> Set problem
In the listing below, pick out lines with "Руководство".

> Exercise inputs

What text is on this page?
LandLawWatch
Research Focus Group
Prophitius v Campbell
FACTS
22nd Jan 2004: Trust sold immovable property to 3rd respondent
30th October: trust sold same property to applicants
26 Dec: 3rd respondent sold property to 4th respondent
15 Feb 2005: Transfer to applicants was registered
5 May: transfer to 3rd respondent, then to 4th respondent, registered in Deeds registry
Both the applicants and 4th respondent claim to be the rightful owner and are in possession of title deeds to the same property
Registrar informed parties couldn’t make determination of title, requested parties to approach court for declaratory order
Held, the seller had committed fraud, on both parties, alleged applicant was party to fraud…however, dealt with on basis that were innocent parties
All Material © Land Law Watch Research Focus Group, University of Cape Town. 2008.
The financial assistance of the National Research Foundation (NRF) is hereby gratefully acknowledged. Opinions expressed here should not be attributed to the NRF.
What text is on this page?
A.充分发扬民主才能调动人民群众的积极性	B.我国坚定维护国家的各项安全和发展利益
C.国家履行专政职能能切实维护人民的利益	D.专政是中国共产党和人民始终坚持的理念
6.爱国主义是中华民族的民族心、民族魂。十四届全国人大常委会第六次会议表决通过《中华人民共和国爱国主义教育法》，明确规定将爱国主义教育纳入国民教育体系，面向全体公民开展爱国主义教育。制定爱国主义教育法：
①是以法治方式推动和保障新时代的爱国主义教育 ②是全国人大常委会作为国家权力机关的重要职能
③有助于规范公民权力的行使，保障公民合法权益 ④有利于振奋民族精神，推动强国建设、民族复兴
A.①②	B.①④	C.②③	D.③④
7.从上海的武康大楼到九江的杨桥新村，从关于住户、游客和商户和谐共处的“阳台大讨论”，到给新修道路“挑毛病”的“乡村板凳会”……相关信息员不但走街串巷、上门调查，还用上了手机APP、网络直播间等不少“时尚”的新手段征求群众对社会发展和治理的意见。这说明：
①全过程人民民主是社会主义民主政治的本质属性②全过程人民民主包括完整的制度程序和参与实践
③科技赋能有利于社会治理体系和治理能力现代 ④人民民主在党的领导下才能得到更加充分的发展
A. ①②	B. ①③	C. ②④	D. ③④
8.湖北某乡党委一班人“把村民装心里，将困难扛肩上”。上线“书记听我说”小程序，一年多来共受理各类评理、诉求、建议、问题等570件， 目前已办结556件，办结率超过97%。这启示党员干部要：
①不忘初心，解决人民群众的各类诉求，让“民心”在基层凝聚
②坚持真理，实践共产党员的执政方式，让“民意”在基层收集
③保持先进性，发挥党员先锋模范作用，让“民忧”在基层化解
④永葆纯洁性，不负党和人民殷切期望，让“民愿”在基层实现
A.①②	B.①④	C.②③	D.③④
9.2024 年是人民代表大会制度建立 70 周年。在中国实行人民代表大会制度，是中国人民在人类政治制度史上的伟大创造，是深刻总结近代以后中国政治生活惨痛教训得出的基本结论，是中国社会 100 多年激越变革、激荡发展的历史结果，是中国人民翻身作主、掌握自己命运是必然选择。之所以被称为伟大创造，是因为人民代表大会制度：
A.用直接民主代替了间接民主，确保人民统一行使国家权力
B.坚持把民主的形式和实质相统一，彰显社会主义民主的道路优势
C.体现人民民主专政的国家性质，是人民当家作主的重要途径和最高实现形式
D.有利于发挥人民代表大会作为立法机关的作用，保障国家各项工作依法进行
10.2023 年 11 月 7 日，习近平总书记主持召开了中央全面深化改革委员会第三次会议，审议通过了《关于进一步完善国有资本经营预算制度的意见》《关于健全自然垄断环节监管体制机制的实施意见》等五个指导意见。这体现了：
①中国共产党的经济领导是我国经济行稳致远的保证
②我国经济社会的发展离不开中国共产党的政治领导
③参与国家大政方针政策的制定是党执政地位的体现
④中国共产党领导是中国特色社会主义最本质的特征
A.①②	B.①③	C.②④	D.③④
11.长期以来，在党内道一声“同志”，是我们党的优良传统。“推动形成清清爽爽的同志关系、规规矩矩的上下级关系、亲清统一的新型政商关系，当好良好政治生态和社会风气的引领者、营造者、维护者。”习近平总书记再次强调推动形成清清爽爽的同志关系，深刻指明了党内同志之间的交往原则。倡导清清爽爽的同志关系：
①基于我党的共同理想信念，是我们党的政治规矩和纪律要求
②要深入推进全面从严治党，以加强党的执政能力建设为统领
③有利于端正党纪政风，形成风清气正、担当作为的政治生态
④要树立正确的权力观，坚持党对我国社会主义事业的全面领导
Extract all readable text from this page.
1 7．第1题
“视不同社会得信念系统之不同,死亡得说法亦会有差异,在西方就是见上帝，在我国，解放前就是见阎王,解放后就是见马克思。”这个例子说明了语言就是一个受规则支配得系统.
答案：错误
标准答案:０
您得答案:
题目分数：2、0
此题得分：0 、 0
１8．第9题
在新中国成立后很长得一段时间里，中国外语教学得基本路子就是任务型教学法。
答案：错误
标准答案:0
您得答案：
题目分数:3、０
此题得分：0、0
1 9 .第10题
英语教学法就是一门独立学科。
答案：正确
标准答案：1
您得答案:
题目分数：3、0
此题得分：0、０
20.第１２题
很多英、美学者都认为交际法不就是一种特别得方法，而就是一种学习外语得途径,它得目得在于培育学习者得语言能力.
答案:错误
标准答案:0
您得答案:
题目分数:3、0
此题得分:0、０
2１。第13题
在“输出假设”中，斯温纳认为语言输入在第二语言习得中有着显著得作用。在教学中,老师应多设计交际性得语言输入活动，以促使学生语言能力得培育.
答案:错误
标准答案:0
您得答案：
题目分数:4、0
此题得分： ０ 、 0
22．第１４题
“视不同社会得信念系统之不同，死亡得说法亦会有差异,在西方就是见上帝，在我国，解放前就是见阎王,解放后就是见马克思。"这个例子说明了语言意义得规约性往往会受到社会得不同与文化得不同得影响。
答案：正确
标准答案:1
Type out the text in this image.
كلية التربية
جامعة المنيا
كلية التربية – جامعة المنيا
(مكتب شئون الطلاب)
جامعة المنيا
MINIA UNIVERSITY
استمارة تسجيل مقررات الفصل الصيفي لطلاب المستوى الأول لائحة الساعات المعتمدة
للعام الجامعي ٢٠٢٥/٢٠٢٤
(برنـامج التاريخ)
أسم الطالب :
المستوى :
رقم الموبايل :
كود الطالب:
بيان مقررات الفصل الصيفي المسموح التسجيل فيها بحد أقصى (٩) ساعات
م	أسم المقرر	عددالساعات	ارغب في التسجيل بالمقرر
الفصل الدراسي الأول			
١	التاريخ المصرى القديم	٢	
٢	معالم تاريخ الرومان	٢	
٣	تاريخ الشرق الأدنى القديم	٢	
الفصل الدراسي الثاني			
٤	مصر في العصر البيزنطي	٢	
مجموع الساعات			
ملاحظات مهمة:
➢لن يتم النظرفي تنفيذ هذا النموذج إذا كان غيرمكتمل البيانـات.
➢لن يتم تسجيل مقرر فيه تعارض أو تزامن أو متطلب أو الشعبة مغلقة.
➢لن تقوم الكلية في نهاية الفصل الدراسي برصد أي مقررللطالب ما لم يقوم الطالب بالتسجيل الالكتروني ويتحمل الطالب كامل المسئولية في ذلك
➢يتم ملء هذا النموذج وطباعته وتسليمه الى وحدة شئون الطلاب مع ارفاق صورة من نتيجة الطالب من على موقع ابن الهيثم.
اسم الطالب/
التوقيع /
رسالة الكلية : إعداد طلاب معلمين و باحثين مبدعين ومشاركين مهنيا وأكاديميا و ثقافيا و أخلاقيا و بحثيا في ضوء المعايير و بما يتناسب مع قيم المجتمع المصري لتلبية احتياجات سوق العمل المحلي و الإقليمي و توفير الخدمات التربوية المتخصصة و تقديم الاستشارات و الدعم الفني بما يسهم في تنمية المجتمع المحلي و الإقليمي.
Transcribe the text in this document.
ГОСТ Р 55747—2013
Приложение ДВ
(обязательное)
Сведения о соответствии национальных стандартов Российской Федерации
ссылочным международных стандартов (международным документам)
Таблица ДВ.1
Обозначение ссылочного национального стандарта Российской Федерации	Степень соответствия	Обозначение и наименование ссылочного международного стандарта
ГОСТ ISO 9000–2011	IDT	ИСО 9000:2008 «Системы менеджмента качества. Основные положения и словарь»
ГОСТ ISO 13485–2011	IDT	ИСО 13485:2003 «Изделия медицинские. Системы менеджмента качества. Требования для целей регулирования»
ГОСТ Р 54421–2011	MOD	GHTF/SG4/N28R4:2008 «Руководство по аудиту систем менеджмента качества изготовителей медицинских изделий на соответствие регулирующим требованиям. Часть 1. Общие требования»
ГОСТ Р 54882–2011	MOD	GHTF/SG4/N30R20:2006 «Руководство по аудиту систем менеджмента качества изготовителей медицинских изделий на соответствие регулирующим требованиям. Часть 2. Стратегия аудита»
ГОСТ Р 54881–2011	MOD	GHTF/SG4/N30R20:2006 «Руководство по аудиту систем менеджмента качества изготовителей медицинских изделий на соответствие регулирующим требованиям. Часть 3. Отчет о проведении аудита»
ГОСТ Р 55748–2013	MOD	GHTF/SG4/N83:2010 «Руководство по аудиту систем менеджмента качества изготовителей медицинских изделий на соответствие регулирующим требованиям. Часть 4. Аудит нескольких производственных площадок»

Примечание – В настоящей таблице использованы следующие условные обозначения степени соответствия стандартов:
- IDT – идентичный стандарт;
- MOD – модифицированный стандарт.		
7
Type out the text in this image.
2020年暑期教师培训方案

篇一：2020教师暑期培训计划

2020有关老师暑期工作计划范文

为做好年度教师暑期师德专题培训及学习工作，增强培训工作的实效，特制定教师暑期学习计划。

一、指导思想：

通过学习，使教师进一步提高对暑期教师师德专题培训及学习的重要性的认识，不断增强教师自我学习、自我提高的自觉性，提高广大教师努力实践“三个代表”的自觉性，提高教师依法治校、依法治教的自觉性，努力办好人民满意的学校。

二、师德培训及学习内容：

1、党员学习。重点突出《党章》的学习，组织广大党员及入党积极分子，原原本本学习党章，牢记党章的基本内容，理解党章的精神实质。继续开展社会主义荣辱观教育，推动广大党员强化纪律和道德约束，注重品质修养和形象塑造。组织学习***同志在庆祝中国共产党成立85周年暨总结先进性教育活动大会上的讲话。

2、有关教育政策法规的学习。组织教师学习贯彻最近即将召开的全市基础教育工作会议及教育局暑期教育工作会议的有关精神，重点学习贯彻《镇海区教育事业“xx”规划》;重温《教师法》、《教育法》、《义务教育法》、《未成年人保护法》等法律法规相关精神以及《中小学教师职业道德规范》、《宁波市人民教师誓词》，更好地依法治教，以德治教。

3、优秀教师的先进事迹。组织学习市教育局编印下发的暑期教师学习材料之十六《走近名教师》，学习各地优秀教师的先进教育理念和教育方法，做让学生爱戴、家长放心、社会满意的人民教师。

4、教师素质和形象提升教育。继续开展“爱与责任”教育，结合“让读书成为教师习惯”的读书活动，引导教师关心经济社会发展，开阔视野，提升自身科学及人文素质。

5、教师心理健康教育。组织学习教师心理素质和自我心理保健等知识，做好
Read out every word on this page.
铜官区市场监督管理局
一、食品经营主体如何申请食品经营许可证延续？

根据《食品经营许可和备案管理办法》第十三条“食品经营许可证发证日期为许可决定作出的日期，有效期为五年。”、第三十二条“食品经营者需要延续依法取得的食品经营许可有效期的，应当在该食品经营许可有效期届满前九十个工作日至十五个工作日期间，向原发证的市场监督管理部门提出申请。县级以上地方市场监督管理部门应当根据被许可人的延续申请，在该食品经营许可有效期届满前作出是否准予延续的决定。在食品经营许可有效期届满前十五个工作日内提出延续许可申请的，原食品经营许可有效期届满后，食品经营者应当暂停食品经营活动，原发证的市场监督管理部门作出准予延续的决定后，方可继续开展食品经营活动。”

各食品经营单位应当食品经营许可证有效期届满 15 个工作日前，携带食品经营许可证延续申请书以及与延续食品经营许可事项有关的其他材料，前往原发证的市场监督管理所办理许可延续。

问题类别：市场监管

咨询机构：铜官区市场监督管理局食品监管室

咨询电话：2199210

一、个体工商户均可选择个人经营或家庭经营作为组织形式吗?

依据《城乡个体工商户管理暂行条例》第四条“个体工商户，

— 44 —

> Result of the exercise
ГОСТ Р 54421–2011	MOD	GHTF/SG4/N28R4:2008 «Руководство по аудиту систем менеджмента качества изготовителей медицинских изделий на соответствие регулирующим требованиям. Часть 1. Общие требования»
ГОСТ Р 54882–2011	MOD	GHTF/SG4/N30R20:2006 «Руководство по аудиту систем менеджмента качества изготовителей медицинских изделий на соответствие регулирующим требованиям. Часть 2. Стратегия аудита»
ГОСТ Р 54881–2011	MOD	GHTF/SG4/N30R20:2006 «Руководство по аудиту систем менеджмента качества изготовителей медицинских изделий на соответствие регулирующим требованиям. Часть 3. Отчет о проведении аудита»
ГОСТ Р 55748–2013	MOD	GHTF/SG4/N83:2010 «Руководство по аудиту систем менеджмента качества изготовителей медицинских изделий на соответствие регулирующим требованиям. Часть 4. Аудит нескольких производственных площадок»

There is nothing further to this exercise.